** BEGIN Extracted entries **

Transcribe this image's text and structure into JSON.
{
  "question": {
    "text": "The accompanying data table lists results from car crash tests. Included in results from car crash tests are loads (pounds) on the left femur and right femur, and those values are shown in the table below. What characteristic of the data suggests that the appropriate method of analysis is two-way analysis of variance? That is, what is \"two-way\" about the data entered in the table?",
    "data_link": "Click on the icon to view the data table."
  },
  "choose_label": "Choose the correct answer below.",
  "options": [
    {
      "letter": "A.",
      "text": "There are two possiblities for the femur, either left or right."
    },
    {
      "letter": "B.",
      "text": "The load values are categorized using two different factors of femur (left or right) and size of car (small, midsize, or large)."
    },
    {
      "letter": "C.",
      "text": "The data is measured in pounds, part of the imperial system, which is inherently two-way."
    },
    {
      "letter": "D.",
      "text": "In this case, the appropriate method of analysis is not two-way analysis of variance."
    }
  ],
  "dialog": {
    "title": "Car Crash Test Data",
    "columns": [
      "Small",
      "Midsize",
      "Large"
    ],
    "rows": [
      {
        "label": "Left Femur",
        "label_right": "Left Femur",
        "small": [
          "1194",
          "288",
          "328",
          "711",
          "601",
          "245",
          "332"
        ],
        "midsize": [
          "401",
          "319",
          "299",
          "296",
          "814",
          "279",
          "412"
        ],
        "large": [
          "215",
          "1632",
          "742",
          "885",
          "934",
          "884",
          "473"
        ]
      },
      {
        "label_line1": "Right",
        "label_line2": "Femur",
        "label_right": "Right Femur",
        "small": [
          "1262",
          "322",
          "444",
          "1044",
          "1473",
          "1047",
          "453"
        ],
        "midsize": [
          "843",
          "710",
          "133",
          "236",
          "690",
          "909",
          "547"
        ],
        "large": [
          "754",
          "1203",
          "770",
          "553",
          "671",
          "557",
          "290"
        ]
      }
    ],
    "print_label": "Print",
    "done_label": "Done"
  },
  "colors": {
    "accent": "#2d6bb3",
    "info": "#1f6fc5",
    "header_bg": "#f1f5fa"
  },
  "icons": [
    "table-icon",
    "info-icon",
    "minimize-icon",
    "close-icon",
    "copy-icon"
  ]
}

** END Extracted entries **

**Exercise aim**. Retype the records in full. Keep every line identical to the original.

**Task result**.
Transcribe this image's text and structure into JSON.
{
  "question": {
    "text": "The accompanying data table lists results from car crash tests. Included in results from car crash tests are loads (pounds) on the left femur and right femur, and those values are shown in the table below. What characteristic of the data suggests that the appropriate method of analysis is two-way analysis of variance? That is, what is \"two-way\" about the data entered in the table?",
    "data_link": "Click on the icon to view the data table."
  },
  "choose_label": "Choose the correct answer below.",
  "options": [
    {
      "letter": "A.",
      "text": "There are two possiblities for the femur, either left or right."
    },
    {
      "letter": "B.",
      "text": "The load values are categorized using two different factors of femur (left or right) and size of car (small, midsize, or large)."
    },
    {
      "letter": "C.",
      "text": "The data is measured in pounds, part of the imperial system, which is inherently two-way."
    },
    {
      "letter": "D.",
      "text": "In this case, the appropriate method of analysis is not two-way analysis of variance."
    }
  ],
  "dialog": {
    "title": "Car Crash Test Data",
    "columns": [
      "Small",
      "Midsize",
      "Large"
    ],
    "rows": [
      {
        "label": "Left Femur",
        "label_right": "Left Femur",
        "small": [
          "1194",
          "288",
          "328",
          "711",
          "601",
          "245",
          "332"
        ],
        "midsize": [
          "401",
          "319",
          "299",
          "296",
          "814",
          "279",
          "412"
        ],
        "large": [
          "215",
          "1632",
          "742",
          "885",
          "934",
          "884",
          "473"
        ]
      },
      {
        "label_line1": "Right",
        "label_line2": "Femur",
        "label_right": "Right Femur",
        "small": [
          "1262",
          "322",
          "444",
          "1044",
          "1473",
          "1047",
          "453"
        ],
        "midsize": [
          "843",
          "710",
          "133",
          "236",
          "690",
          "909",
          "547"
        ],
        "large": [
          "754",
          "1203",
          "770",
          "553",
          "671",
          "557",
          "290"
        ]
      }
    ],
    "print_label": "Print",
    "done_label": "Done"
  },
  "colors": {
    "accent": "#2d6bb3",
    "info": "#1f6fc5",
    "header_bg": "#f1f5fa"
  },
  "icons": [
    "table-icon",
    "info-icon",
    "minimize-icon",
    "close-icon",
    "copy-icon"
  ]
}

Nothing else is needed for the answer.